Document:
--*--
While in college, Zach Schonfeld had a quarter-life crisis. So, the 22-year-old decided to roadtrip across the country and see where U.S. presidents were born.
In the summer of 2011, he set off to blog about the local stories behind the national myths, from Jimmy Carter to Andrew Jackson to Ronald Reagan. The result: I Visit Presidential Birthplaces, a project funded by The History Channel and Wesleyan University, where Schonfeld studied English.
This past spring Schonfeld finished the project as his undergraduate thesis. Now, he’s here to share with us some of his presidential adventures.
I’m going to start with the obvious -- why visit presidential birthplaces?
The project was initially inspired by an unplanned visit to a presidential birthplace in the dead of winter: Calvin Coolidge’s in Vermont. The original idea, which was my friend’s, was entirely a joke: what if we traveled to every president’s birthplace with my dog, Max, and took a photo of him in front of each one? It was my dad who encouraged me to turn it into a serious project (and ditch the dog).
I envisioned it as an academic inquiry into how these mostly small and remote communities represented presidential history and forged a connection to some national narrative, merging historical field work with creative nonfiction and travel writing. I never in a million years expected Wesleyan to actually fund such a ridiculous idea. But they did. I subsequently scored funding from The History Channel.
As for why presidential birthplaces, there are two answers. The first is that every single president has a birthplace. The second is that visiting birthplaces seemed like the best way to investigate the American myth that anyone can be president and to complicate the presidents’ own origin narratives. I also visited and studied tons of presidential homes, hometowns, and resting sites.
What was it like on the road? Tell us about your route and some of the places you visited.
--*--
Excerpt from a dataset:
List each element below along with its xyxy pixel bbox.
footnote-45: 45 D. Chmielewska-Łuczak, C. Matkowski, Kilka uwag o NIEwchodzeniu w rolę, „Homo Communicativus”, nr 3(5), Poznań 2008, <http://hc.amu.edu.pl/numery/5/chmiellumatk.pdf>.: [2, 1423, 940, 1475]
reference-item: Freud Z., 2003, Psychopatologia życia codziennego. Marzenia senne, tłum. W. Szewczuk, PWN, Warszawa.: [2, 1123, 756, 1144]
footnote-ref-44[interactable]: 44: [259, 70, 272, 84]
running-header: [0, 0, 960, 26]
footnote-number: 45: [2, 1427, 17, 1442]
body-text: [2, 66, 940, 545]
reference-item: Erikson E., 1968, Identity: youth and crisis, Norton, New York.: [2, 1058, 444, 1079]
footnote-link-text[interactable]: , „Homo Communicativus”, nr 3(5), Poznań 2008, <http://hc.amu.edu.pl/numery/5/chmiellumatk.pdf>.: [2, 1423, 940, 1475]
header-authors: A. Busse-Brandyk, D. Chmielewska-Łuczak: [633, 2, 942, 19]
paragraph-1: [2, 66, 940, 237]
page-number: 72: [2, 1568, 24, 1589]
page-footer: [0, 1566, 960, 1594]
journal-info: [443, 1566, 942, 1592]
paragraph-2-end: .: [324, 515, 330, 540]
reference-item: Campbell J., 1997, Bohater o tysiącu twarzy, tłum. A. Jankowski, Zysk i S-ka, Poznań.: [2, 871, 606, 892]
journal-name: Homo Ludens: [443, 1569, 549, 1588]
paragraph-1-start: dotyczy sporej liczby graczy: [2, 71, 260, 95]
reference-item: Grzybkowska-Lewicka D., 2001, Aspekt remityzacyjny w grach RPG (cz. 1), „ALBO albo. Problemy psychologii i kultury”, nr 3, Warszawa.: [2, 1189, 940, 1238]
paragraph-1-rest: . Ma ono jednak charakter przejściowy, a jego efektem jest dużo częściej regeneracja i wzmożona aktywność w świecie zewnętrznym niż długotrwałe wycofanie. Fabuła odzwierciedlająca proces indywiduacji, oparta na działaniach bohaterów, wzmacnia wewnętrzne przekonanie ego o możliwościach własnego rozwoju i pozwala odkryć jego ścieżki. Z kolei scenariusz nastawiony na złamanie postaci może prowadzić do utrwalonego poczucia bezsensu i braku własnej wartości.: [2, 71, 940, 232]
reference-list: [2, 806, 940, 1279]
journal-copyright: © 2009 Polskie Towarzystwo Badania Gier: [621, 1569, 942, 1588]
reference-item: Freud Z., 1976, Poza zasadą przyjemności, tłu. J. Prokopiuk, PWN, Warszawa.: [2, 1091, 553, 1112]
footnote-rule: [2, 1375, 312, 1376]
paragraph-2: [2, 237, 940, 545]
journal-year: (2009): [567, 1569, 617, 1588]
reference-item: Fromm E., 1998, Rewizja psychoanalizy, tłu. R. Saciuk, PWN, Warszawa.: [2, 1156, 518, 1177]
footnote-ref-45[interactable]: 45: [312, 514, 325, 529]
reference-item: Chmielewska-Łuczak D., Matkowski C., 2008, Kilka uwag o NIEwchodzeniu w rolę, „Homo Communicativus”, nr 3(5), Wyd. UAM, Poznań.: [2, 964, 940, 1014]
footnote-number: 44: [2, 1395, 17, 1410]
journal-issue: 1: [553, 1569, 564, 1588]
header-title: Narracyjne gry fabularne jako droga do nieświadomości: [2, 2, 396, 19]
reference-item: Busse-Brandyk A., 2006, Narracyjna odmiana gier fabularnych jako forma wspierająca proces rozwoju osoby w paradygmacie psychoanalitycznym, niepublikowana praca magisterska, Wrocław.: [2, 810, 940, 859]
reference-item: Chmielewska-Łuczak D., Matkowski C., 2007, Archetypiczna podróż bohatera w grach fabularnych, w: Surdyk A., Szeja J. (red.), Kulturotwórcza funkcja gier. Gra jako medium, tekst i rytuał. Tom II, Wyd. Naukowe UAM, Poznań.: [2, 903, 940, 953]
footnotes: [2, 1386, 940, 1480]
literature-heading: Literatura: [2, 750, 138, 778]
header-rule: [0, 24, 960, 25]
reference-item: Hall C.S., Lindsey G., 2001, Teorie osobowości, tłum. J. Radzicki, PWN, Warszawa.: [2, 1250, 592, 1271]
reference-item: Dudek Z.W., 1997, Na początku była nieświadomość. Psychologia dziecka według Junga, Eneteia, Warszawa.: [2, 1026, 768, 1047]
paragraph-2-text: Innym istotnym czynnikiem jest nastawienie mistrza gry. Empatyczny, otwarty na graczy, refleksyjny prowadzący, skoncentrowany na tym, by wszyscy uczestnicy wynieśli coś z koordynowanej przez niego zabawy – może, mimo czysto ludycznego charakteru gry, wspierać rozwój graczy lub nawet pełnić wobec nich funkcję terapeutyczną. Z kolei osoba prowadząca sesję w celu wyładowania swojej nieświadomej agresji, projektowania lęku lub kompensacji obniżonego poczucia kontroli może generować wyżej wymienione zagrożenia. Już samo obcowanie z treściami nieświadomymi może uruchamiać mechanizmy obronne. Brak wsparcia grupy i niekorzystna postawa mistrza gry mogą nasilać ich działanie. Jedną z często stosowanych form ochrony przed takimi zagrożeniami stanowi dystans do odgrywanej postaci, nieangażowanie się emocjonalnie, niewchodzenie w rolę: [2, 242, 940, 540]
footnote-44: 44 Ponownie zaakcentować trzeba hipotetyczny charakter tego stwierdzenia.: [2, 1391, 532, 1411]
--*--
What you will do:
**A)** Which presidential birthplace first inspired the project described in the interview?
**B)** Please return the part of the interview from "While in college, Zach" up to and including "his presidential adventures.".
The items were taken from a source separate from the interview.

The solutions:
**A)** Calvin Coolidge's birthplace in Vermont.

**B)**
While in college, Zach Schonfeld had a quarter-life crisis. So, the 22-year-old decided to roadtrip across the country and see where U.S. presidents were born.
In the summer of 2011, he set off to blog about the local stories behind the national myths, from Jimmy Carter to Andrew Jackson to Ronald Reagan. The result: I Visit Presidential Birthplaces, a project funded by The History Channel and Wesleyan University, where Schonfeld studied English.
This past spring Schonfeld finished the project as his undergraduate thesis. Now, he’s here to share with us some of his presidential adventures.